Task:
Output only the count of lines that contain "Chilena".

Material to process:
++++++

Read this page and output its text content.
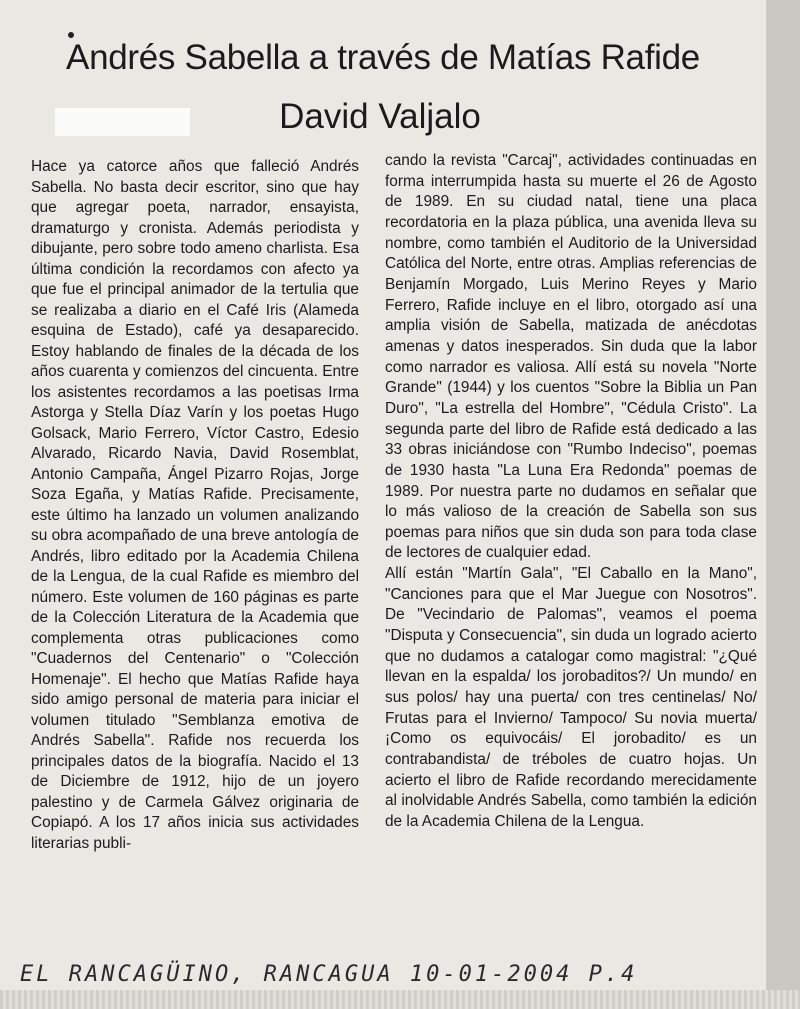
Andrés Sabella a través de Matías Rafide
David Valjalo

Hace ya catorce años que falleció Andrés Sabella. No basta decir escritor, sino que hay que agregar poeta, narrador, ensayista, dramaturgo y cronista. Además periodista y dibujante, pero sobre todo ameno charlista. Esa última condición la recordamos con afecto ya que fue el principal animador de la tertulia que se realizaba a diario en el Café Iris (Alameda esquina de Estado), café ya desaparecido. Estoy hablando de finales de la década de los años cuarenta y comienzos del cincuenta. Entre los asistentes recordamos a las poetisas Irma Astorga y Stella Díaz Varín y los poetas Hugo Golsack, Mario Ferrero, Víctor Castro, Edesio Alvarado, Ricardo Navia, David Rosemblat, Antonio Campaña, Ángel Pizarro Rojas, Jorge Soza Egaña, y Matías Rafide. Precisamente, este último ha lanzado un volumen analizando su obra acompañado de una breve antología de Andrés, libro editado por la Academia Chilena de la Lengua, de la cual Rafide es miembro del número. Este volumen de 160 páginas es parte de la Colección Literatura de la Academia que complementa otras publicaciones como "Cuadernos del Centenario" o "Colección Homenaje". El hecho que Matías Rafide haya sido amigo personal de materia para iniciar el volumen titulado "Semblanza emotiva de Andrés Sabella". Rafide nos recuerda los principales datos de la biografía. Nacido el 13 de Diciembre de 1912, hijo de un joyero palestino y de Carmela Gálvez originaria de Copiapó. A los 17 años inicia sus actividades literarias publi-

cando la revista "Carcaj", actividades continuadas en forma interrumpida hasta su muerte el 26 de Agosto de 1989. En su ciudad natal, tiene una placa recordatoria en la plaza pública, una avenida lleva su nombre, como también el Auditorio de la Universidad Católica del Norte, entre otras. Amplias referencias de Benjamín Morgado, Luis Merino Reyes y Mario Ferrero, Rafide incluye en el libro, otorgado así una amplia visión de Sabella, matizada de anécdotas amenas y datos inesperados. Sin duda que la labor como narrador es valiosa. Allí está su novela "Norte Grande" (1944) y los cuentos "Sobre la Biblia un Pan Duro", "La estrella del Hombre", "Cédula Cristo". La segunda parte del libro de Rafide está dedicado a las 33 obras iniciándose con "Rumbo Indeciso", poemas de 1930 hasta "La Luna Era Redonda" poemas de 1989. Por nuestra parte no dudamos en señalar que lo más valioso de la creación de Sabella son sus poemas para niños que sin duda son para toda clase de lectores de cualquier edad.

Allí están "Martín Gala", "El Caballo en la Mano", "Canciones para que el Mar Juegue con Nosotros". De "Vecindario de Palomas", veamos el poema "Disputa y Consecuencia", sin duda un logrado acierto que no dudamos a catalogar como magistral: "¿Qué llevan en la espalda/ los jorobaditos?/ Un mundo/ en sus polos/ hay una puerta/ con tres centinelas/ No/ Frutas para el Invierno/ Tampoco/ Su novia muerta/ ¡Como os equivocáis/ El jorobadito/ es un contrabandista/ de tréboles de cuatro hojas. Un acierto el libro de Rafide recordando merecidamente al inolvidable Andrés Sabella, como también la edición de la Academia Chilena de la Lengua.

EL RANCAGÜINO, RANCAGUA 10-01-2004 P.4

++++++

Answer to this problem:
2